Task to carry out -
Reproduce every record below exactly as written, leaving out any pictures.

Supplied records -
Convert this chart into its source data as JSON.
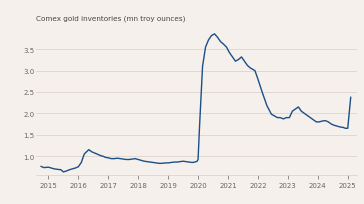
{
  "title": "Comex gold inventories (mn troy ounces)",
  "background_color": "#f5f0eb",
  "grid_color": "#d8d0c8",
  "line_color": "#1a4f8a",
  "title_color": "#4a4540",
  "tick_color": "#6a6560",
  "ylim": [
    0.55,
    4.1
  ],
  "yticks": [
    1.0,
    1.5,
    2.0,
    2.5,
    3.0,
    3.5
  ],
  "ytick_labels": [
    "1.0",
    "1.5",
    "2.0",
    "2.5",
    "3.0",
    "3.5"
  ],
  "xlim": [
    2014.6,
    2025.3
  ],
  "xtick_positions": [
    2015,
    2016,
    2017,
    2018,
    2019,
    2020,
    2021,
    2022,
    2023,
    2024,
    2025
  ],
  "xtick_labels": [
    "2015",
    "2016",
    "2017",
    "2018",
    "2019",
    "2020",
    "2021",
    "2022",
    "2023",
    "2024",
    "2025"
  ],
  "data_x": [
    2014.75,
    2014.85,
    2015.0,
    2015.1,
    2015.2,
    2015.3,
    2015.42,
    2015.5,
    2015.6,
    2015.7,
    2015.8,
    2015.9,
    2016.0,
    2016.1,
    2016.2,
    2016.35,
    2016.45,
    2016.55,
    2016.65,
    2016.75,
    2016.85,
    2016.9,
    2017.0,
    2017.1,
    2017.2,
    2017.3,
    2017.4,
    2017.5,
    2017.6,
    2017.7,
    2017.8,
    2017.9,
    2018.0,
    2018.1,
    2018.2,
    2018.3,
    2018.4,
    2018.5,
    2018.6,
    2018.7,
    2018.8,
    2018.9,
    2019.0,
    2019.1,
    2019.2,
    2019.3,
    2019.4,
    2019.5,
    2019.6,
    2019.7,
    2019.8,
    2019.9,
    2019.97,
    2020.0,
    2020.05,
    2020.15,
    2020.25,
    2020.35,
    2020.45,
    2020.55,
    2020.65,
    2020.75,
    2020.85,
    2020.95,
    2021.05,
    2021.15,
    2021.25,
    2021.35,
    2021.45,
    2021.55,
    2021.65,
    2021.75,
    2021.9,
    2022.0,
    2022.15,
    2022.3,
    2022.45,
    2022.55,
    2022.65,
    2022.75,
    2022.85,
    2022.95,
    2023.05,
    2023.15,
    2023.25,
    2023.35,
    2023.45,
    2023.55,
    2023.65,
    2023.75,
    2023.85,
    2023.95,
    2024.05,
    2024.15,
    2024.25,
    2024.35,
    2024.45,
    2024.55,
    2024.65,
    2024.75,
    2024.85,
    2024.92,
    2025.0,
    2025.1
  ],
  "data_y": [
    0.76,
    0.73,
    0.74,
    0.72,
    0.7,
    0.69,
    0.68,
    0.63,
    0.65,
    0.68,
    0.7,
    0.72,
    0.75,
    0.85,
    1.05,
    1.15,
    1.1,
    1.07,
    1.04,
    1.01,
    0.99,
    0.97,
    0.96,
    0.94,
    0.94,
    0.95,
    0.94,
    0.93,
    0.92,
    0.92,
    0.93,
    0.94,
    0.92,
    0.9,
    0.88,
    0.87,
    0.86,
    0.85,
    0.84,
    0.83,
    0.83,
    0.84,
    0.84,
    0.85,
    0.86,
    0.86,
    0.87,
    0.88,
    0.87,
    0.86,
    0.85,
    0.86,
    0.88,
    0.92,
    1.7,
    3.1,
    3.55,
    3.72,
    3.82,
    3.86,
    3.78,
    3.68,
    3.62,
    3.55,
    3.42,
    3.32,
    3.22,
    3.26,
    3.32,
    3.22,
    3.12,
    3.06,
    3.0,
    2.8,
    2.48,
    2.18,
    1.98,
    1.94,
    1.9,
    1.9,
    1.87,
    1.9,
    1.9,
    2.05,
    2.1,
    2.15,
    2.05,
    2.0,
    1.95,
    1.9,
    1.85,
    1.8,
    1.8,
    1.82,
    1.83,
    1.8,
    1.75,
    1.72,
    1.7,
    1.68,
    1.67,
    1.65,
    1.65,
    2.38
  ]
}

Result -
Convert this chart into its source data as JSON.
{
  "title": "Comex gold inventories (mn troy ounces)",
  "background_color": "#f5f0eb",
  "grid_color": "#d8d0c8",
  "line_color": "#1a4f8a",
  "title_color": "#4a4540",
  "tick_color": "#6a6560",
  "ylim": [
    0.55,
    4.1
  ],
  "yticks": [
    1.0,
    1.5,
    2.0,
    2.5,
    3.0,
    3.5
  ],
  "ytick_labels": [
    "1.0",
    "1.5",
    "2.0",
    "2.5",
    "3.0",
    "3.5"
  ],
  "xlim": [
    2014.6,
    2025.3
  ],
  "xtick_positions": [
    2015,
    2016,
    2017,
    2018,
    2019,
    2020,
    2021,
    2022,
    2023,
    2024,
    2025
  ],
  "xtick_labels": [
    "2015",
    "2016",
    "2017",
    "2018",
    "2019",
    "2020",
    "2021",
    "2022",
    "2023",
    "2024",
    "2025"
  ],
  "data_x": [
    2014.75,
    2014.85,
    2015.0,
    2015.1,
    2015.2,
    2015.3,
    2015.42,
    2015.5,
    2015.6,
    2015.7,
    2015.8,
    2015.9,
    2016.0,
    2016.1,
    2016.2,
    2016.35,
    2016.45,
    2016.55,
    2016.65,
    2016.75,
    2016.85,
    2016.9,
    2017.0,
    2017.1,
    2017.2,
    2017.3,
    2017.4,
    2017.5,
    2017.6,
    2017.7,
    2017.8,
    2017.9,
    2018.0,
    2018.1,
    2018.2,
    2018.3,
    2018.4,
    2018.5,
    2018.6,
    2018.7,
    2018.8,
    2018.9,
    2019.0,
    2019.1,
    2019.2,
    2019.3,
    2019.4,
    2019.5,
    2019.6,
    2019.7,
    2019.8,
    2019.9,
    2019.97,
    2020.0,
    2020.05,
    2020.15,
    2020.25,
    2020.35,
    2020.45,
    2020.55,
    2020.65,
    2020.75,
    2020.85,
    2020.95,
    2021.05,
    2021.15,
    2021.25,
    2021.35,
    2021.45,
    2021.55,
    2021.65,
    2021.75,
    2021.9,
    2022.0,
    2022.15,
    2022.3,
    2022.45,
    2022.55,
    2022.65,
    2022.75,
    2022.85,
    2022.95,
    2023.05,
    2023.15,
    2023.25,
    2023.35,
    2023.45,
    2023.55,
    2023.65,
    2023.75,
    2023.85,
    2023.95,
    2024.05,
    2024.15,
    2024.25,
    2024.35,
    2024.45,
    2024.55,
    2024.65,
    2024.75,
    2024.85,
    2024.92,
    2025.0,
    2025.1
  ],
  "data_y": [
    0.76,
    0.73,
    0.74,
    0.72,
    0.7,
    0.69,
    0.68,
    0.63,
    0.65,
    0.68,
    0.7,
    0.72,
    0.75,
    0.85,
    1.05,
    1.15,
    1.1,
    1.07,
    1.04,
    1.01,
    0.99,
    0.97,
    0.96,
    0.94,
    0.94,
    0.95,
    0.94,
    0.93,
    0.92,
    0.92,
    0.93,
    0.94,
    0.92,
    0.9,
    0.88,
    0.87,
    0.86,
    0.85,
    0.84,
    0.83,
    0.83,
    0.84,
    0.84,
    0.85,
    0.86,
    0.86,
    0.87,
    0.88,
    0.87,
    0.86,
    0.85,
    0.86,
    0.88,
    0.92,
    1.7,
    3.1,
    3.55,
    3.72,
    3.82,
    3.86,
    3.78,
    3.68,
    3.62,
    3.55,
    3.42,
    3.32,
    3.22,
    3.26,
    3.32,
    3.22,
    3.12,
    3.06,
    3.0,
    2.8,
    2.48,
    2.18,
    1.98,
    1.94,
    1.9,
    1.9,
    1.87,
    1.9,
    1.9,
    2.05,
    2.1,
    2.15,
    2.05,
    2.0,
    1.95,
    1.9,
    1.85,
    1.8,
    1.8,
    1.82,
    1.83,
    1.8,
    1.75,
    1.72,
    1.7,
    1.68,
    1.67,
    1.65,
    1.65,
    2.38
  ]
}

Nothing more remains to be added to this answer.